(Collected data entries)
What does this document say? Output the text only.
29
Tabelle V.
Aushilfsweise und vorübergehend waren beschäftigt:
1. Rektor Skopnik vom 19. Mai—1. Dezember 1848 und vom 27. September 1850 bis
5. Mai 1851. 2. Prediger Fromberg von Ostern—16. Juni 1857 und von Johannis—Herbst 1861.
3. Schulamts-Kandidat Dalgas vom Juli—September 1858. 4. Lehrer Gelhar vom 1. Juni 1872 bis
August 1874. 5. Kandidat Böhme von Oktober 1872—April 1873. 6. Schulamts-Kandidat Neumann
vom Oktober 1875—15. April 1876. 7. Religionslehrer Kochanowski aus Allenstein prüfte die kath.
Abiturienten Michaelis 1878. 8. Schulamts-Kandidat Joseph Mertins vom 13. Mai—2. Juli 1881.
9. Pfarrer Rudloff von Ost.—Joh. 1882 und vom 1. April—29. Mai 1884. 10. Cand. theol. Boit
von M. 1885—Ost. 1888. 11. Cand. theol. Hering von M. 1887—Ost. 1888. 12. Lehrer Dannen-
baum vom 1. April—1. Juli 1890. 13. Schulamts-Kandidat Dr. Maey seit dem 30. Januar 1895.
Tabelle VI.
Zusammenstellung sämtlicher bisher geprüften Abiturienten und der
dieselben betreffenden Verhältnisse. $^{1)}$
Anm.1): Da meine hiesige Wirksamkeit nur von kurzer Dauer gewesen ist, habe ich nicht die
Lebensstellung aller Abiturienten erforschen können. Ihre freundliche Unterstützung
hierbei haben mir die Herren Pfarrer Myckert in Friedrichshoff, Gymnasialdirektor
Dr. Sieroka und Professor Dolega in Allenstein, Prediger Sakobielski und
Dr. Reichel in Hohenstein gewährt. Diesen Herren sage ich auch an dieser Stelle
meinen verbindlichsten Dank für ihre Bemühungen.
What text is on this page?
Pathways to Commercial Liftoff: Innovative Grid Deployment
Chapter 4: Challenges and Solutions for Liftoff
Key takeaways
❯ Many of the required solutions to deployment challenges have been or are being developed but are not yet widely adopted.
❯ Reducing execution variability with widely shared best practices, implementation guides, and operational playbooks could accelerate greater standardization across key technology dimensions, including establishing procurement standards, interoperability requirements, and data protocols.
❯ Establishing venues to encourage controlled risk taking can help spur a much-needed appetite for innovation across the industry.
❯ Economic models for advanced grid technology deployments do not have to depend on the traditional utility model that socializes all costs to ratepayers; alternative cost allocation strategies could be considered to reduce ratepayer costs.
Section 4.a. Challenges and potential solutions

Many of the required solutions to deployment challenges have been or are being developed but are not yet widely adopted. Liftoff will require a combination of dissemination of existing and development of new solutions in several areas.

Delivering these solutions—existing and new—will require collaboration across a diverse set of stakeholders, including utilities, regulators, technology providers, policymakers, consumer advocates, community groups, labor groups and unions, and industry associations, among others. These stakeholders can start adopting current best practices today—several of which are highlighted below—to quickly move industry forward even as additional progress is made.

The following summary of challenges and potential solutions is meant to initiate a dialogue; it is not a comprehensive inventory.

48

*TASK GOAL:*
Write the whole listing out again. Keep every line exactly as it is.

*ANSWER TO THE PROBLEM:*
What does this document say? Output the text only.
29
Tabelle V.
Aushilfsweise und vorübergehend waren beschäftigt:
1. Rektor Skopnik vom 19. Mai—1. Dezember 1848 und vom 27. September 1850 bis
5. Mai 1851. 2. Prediger Fromberg von Ostern—16. Juni 1857 und von Johannis—Herbst 1861.
3. Schulamts-Kandidat Dalgas vom Juli—September 1858. 4. Lehrer Gelhar vom 1. Juni 1872 bis
August 1874. 5. Kandidat Böhme von Oktober 1872—April 1873. 6. Schulamts-Kandidat Neumann
vom Oktober 1875—15. April 1876. 7. Religionslehrer Kochanowski aus Allenstein prüfte die kath.
Abiturienten Michaelis 1878. 8. Schulamts-Kandidat Joseph Mertins vom 13. Mai—2. Juli 1881.
9. Pfarrer Rudloff von Ost.—Joh. 1882 und vom 1. April—29. Mai 1884. 10. Cand. theol. Boit
von M. 1885—Ost. 1888. 11. Cand. theol. Hering von M. 1887—Ost. 1888. 12. Lehrer Dannen-
baum vom 1. April—1. Juli 1890. 13. Schulamts-Kandidat Dr. Maey seit dem 30. Januar 1895.
Tabelle VI.
Zusammenstellung sämtlicher bisher geprüften Abiturienten und der
dieselben betreffenden Verhältnisse. $^{1)}$
Anm.1): Da meine hiesige Wirksamkeit nur von kurzer Dauer gewesen ist, habe ich nicht die
Lebensstellung aller Abiturienten erforschen können. Ihre freundliche Unterstützung
hierbei haben mir die Herren Pfarrer Myckert in Friedrichshoff, Gymnasialdirektor
Dr. Sieroka und Professor Dolega in Allenstein, Prediger Sakobielski und
Dr. Reichel in Hohenstein gewährt. Diesen Herren sage ich auch an dieser Stelle
meinen verbindlichsten Dank für ihre Bemühungen.
What text is on this page?
Pathways to Commercial Liftoff: Innovative Grid Deployment
Chapter 4: Challenges and Solutions for Liftoff
Key takeaways
❯ Many of the required solutions to deployment challenges have been or are being developed but are not yet widely adopted.
❯ Reducing execution variability with widely shared best practices, implementation guides, and operational playbooks could accelerate greater standardization across key technology dimensions, including establishing procurement standards, interoperability requirements, and data protocols.
❯ Establishing venues to encourage controlled risk taking can help spur a much-needed appetite for innovation across the industry.
❯ Economic models for advanced grid technology deployments do not have to depend on the traditional utility model that socializes all costs to ratepayers; alternative cost allocation strategies could be considered to reduce ratepayer costs.
Section 4.a. Challenges and potential solutions

Many of the required solutions to deployment challenges have been or are being developed but are not yet widely adopted. Liftoff will require a combination of dissemination of existing and development of new solutions in several areas.

Delivering these solutions—existing and new—will require collaboration across a diverse set of stakeholders, including utilities, regulators, technology providers, policymakers, consumer advocates, community groups, labor groups and unions, and industry associations, among others. These stakeholders can start adopting current best practices today—several of which are highlighted below—to quickly move industry forward even as additional progress is made.

The following summary of challenges and potential solutions is meant to initiate a dialogue; it is not a comprehensive inventory.

48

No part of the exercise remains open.